▸ Tasks and exercises:
- a) Return the passage of the blog post about life lately, starting at "Guys, life has" and ending at "symptoms were increasing.".
- b) In the blog post about life lately, what is the writer eating at 3:00pm?
- c) What comes next in the blog post about life lately? Continue it from where it stops.

▸ Reading text:
It’s the Little Things

It is 3:00pm and I’m in my pajamas eating a dark chocolate orange and enjoying the silence of Jon’s apartment, aside from the steadily clicking keys on my computer keyboard.

I’m suddenly overwhelmed with this immense feeling of intense gratitude and contentment.


Guys, life has been crazy lately.

A few weeks ago I received news that a family member that sexually abused me when I was younger, sexually abused another child. That same week I had just started a new job and was trying to balance it with my other two jobs, stressing about affording Christmas, and noticing that some of my Inappropriate Sinus Tachycardia symptoms were increasing.

Fast forward a week and my great-uncle passed away. My mother and grandfather had surgery on the same day (they’re both fine and recovering well). And, I’m still struggling to cope with the news about my abuser. My abuser contacted me while intoxicated towards the middle of the week and I didn’t really experience the full effects of speaking with him until the next day when I seemingly couldn’t stop crying and ended up skipping all of my classes for the remainder of the week.

▸ Data extract:
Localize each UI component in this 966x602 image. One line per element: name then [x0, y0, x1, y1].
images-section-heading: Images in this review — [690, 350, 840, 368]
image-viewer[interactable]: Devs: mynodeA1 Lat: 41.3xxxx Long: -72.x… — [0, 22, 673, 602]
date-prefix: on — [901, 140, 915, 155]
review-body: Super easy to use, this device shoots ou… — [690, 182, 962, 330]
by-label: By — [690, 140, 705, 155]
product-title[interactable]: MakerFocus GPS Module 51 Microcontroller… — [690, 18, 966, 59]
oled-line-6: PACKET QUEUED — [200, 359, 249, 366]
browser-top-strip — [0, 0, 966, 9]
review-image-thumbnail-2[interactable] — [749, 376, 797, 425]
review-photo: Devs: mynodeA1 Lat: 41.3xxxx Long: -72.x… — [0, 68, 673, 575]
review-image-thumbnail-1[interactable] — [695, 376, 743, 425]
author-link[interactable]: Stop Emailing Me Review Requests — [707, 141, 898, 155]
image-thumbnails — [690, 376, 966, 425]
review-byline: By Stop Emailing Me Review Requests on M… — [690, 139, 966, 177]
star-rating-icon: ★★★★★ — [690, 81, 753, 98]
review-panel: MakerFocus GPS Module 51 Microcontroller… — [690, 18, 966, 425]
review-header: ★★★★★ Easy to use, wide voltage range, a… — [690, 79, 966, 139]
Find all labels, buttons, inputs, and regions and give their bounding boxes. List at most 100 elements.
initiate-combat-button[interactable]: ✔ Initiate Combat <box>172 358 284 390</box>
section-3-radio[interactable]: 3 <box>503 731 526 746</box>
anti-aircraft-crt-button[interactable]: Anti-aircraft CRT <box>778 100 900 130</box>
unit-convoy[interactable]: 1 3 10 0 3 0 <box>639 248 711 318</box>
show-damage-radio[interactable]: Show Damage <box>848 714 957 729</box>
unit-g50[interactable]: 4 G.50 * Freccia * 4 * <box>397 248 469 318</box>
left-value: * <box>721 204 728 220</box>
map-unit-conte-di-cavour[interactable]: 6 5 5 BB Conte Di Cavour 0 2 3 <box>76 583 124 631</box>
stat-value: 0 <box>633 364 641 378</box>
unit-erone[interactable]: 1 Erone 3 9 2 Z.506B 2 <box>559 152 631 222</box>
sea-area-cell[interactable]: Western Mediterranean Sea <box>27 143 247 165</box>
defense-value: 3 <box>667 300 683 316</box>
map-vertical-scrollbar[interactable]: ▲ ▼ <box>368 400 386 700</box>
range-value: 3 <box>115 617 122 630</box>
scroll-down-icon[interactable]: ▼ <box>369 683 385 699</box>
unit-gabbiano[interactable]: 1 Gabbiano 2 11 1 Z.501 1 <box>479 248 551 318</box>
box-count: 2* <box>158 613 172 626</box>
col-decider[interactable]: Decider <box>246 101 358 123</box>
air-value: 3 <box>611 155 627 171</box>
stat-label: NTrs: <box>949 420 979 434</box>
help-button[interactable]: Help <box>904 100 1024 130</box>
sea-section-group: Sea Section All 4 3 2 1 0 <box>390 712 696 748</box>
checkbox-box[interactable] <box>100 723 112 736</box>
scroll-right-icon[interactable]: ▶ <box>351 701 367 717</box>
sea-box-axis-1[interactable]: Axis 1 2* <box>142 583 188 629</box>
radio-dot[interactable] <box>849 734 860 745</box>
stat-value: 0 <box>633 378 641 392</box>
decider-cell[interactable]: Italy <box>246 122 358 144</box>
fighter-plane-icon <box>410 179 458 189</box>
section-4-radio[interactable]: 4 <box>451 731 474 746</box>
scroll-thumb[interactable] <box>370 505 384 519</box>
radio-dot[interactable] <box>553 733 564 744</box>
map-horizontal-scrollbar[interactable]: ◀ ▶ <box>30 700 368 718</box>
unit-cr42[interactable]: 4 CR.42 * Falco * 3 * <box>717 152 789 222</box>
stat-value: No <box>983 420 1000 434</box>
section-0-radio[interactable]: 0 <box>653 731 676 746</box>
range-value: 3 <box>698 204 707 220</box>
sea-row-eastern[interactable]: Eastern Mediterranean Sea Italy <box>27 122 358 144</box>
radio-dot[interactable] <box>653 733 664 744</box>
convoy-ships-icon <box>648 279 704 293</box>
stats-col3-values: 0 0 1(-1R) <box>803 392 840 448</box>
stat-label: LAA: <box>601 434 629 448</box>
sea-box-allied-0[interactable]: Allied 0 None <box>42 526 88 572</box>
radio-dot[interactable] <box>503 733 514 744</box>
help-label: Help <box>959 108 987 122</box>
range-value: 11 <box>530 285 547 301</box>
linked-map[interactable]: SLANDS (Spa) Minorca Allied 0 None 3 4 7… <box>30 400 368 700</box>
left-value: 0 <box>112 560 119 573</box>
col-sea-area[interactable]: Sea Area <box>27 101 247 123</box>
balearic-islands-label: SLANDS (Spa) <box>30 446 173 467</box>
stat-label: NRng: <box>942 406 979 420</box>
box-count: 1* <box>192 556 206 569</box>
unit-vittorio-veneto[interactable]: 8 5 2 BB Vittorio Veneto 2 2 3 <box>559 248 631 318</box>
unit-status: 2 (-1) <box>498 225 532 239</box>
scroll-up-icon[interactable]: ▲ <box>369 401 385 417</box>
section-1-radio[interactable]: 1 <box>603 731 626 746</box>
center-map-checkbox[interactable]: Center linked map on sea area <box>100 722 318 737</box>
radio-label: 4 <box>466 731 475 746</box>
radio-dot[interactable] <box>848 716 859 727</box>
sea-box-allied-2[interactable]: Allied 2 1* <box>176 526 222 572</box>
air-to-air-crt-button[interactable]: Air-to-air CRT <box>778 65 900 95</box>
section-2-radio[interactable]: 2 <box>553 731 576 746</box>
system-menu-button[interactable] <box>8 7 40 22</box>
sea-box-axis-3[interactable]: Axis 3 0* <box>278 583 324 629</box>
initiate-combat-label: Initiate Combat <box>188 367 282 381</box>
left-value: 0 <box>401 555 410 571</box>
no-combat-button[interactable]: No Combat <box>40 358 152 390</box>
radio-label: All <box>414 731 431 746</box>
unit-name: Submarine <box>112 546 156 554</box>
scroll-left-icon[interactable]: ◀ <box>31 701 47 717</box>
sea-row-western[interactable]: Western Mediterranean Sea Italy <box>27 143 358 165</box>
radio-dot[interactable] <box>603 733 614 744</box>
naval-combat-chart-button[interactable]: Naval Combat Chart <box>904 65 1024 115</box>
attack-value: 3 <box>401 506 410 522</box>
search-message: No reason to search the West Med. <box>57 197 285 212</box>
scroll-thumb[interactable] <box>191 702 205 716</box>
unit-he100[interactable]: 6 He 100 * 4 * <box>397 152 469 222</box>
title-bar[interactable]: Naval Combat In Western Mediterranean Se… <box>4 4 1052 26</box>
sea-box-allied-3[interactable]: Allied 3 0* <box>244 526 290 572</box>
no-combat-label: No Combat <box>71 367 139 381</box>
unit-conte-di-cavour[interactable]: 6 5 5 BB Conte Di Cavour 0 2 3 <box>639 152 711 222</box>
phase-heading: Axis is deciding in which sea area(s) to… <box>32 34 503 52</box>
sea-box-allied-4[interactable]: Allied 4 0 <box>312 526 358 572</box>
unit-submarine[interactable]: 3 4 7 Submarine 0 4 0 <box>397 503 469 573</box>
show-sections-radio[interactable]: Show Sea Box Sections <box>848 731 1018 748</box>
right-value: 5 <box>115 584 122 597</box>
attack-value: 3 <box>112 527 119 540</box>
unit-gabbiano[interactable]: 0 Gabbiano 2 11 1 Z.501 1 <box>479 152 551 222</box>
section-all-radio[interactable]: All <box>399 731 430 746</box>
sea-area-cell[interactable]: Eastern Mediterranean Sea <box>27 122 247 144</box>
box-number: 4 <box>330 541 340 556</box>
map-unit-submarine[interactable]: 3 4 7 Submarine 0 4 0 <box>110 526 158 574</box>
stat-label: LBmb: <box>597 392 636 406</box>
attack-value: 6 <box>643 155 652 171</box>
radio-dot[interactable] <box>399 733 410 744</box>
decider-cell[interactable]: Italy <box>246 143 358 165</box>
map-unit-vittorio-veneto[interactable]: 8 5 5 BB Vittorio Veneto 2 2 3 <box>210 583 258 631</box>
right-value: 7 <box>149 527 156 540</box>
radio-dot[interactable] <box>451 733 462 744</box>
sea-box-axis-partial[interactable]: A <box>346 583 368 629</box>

▸ Answers to the problems:
- a)
Guys, life has been crazy lately.

A few weeks ago I received news that a family member that sexually abused me when I was younger, sexually abused another child. That same week I had just started a new job and was trying to balance it with my other two jobs, stressing about affording Christmas, and noticing that some of my Inappropriate Sinus Tachycardia symptoms were increasing.

- b) A dark chocolate orange.

- c)
I sat down and thought about writing a blog post about the reality of dealing with psychological symptoms that follow sexual assault, but I didn’t.

Instead, I sat down and I talked to my significant other.

Jon has been so understanding through everything. He has always been careful and kind and forgiving no matter the circumstances when I am going through something difficult. Over the summer, coming to terms with a new and scary chronic illness challenged our relationship in a multitude of ways. All of a sudden I was this terrified little girl that couldn’t leave her house for a meal or an adventure. We definitely struggled with communication, but ultimately, he helped me move past my anxieties about my symptoms and before I knew it, we were picnicking in the park on Sunday mornings and visiting the zoo on rainy afternoons.

I think the hardest part about confiding in anyone, especially those you’re close to and whose opinions matter most to you, is the idea that you could be rejected or misunderstood. That’s what stopped me from talking to him about how strongly the assault affected me, because I didn’t feel like my emotions or thoughts were valid. But, they are. For those of you that are going through similar things or have been there, know that what you are experiencing is real and valid and that you will recover and persevere.

For me, talking to him really helped, even though it took such a long time to work up the courage to. But, I’m so thankful I finally I did.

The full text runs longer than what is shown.